>> BEGIN Extracted entries

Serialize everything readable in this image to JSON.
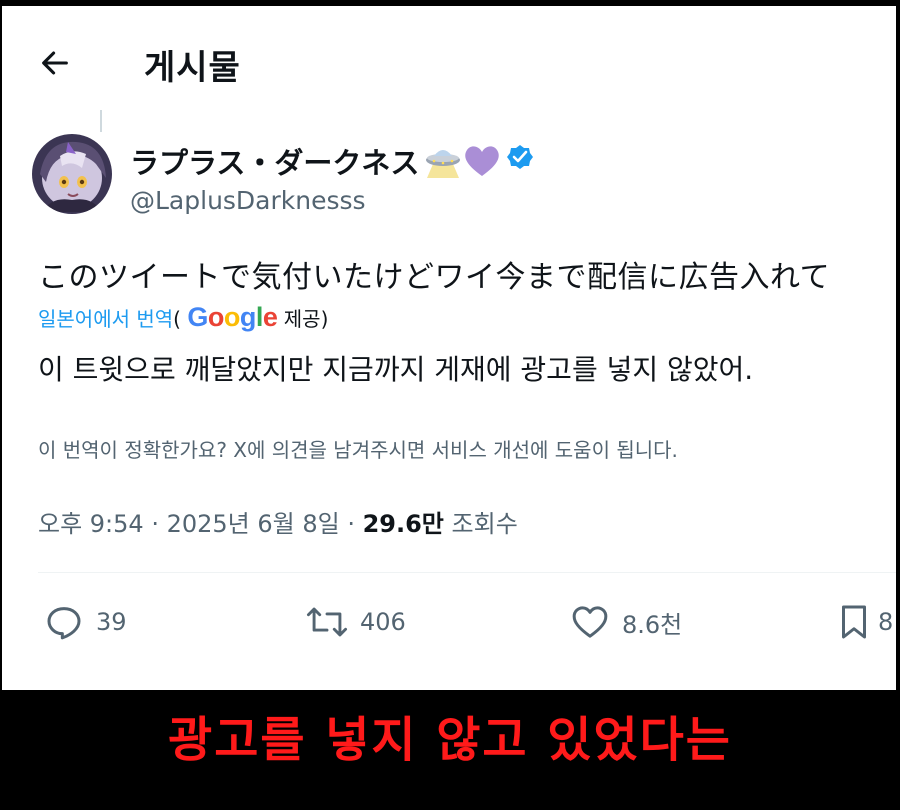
{
  "header": {
    "title": "게시물"
  },
  "author": {
    "display_name": "ラプラス・ダークネス",
    "handle": "@LaplusDarknesss"
  },
  "tweet": {
    "text": "このツイートで気付いたけどワイ今まで配信に広告入れて",
    "translate_label": "일본어에서 번역",
    "translate_open": "(",
    "google_logo": "Google",
    "translate_close": "제공)",
    "translated_text": "이 트윗으로 깨달았지만 지금까지 게재에 광고를 넣지 않았어.",
    "feedback": "이 번역이 정확한가요? X에 의견을 남겨주시면 서비스 개선에 도움이 됩니다."
  },
  "meta": {
    "time": "오후 9:54",
    "sep1": " · ",
    "date": "2025년 6월 8일",
    "sep2": " · ",
    "views": "29.6만",
    "views_label": "조회수"
  },
  "actions": {
    "reply_count": "39",
    "repost_count": "406",
    "like_count": "8.6천",
    "bookmark_count": "8"
  },
  "caption": "광고를 넣지 않고 있었다는",
  "colors": {
    "verified": "#1d9bf0",
    "link": "#1d9bf0",
    "caption": "#ff1a1a",
    "google_blue": "#4285f4",
    "google_red": "#ea4335",
    "google_yellow": "#fbbc05",
    "google_green": "#34a853"
  }
}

>> END Extracted entries

## Directive
Reproduce the material above in full, exactly, with no images.

## Output below
Serialize everything readable in this image to JSON.
{
  "header": {
    "title": "게시물"
  },
  "author": {
    "display_name": "ラプラス・ダークネス",
    "handle": "@LaplusDarknesss"
  },
  "tweet": {
    "text": "このツイートで気付いたけどワイ今まで配信に広告入れて",
    "translate_label": "일본어에서 번역",
    "translate_open": "(",
    "google_logo": "Google",
    "translate_close": "제공)",
    "translated_text": "이 트윗으로 깨달았지만 지금까지 게재에 광고를 넣지 않았어.",
    "feedback": "이 번역이 정확한가요? X에 의견을 남겨주시면 서비스 개선에 도움이 됩니다."
  },
  "meta": {
    "time": "오후 9:54",
    "sep1": " · ",
    "date": "2025년 6월 8일",
    "sep2": " · ",
    "views": "29.6만",
    "views_label": "조회수"
  },
  "actions": {
    "reply_count": "39",
    "repost_count": "406",
    "like_count": "8.6천",
    "bookmark_count": "8"
  },
  "caption": "광고를 넣지 않고 있었다는",
  "colors": {
    "verified": "#1d9bf0",
    "link": "#1d9bf0",
    "caption": "#ff1a1a",
    "google_blue": "#4285f4",
    "google_red": "#ea4335",
    "google_yellow": "#fbbc05",
    "google_green": "#34a853"
  }
}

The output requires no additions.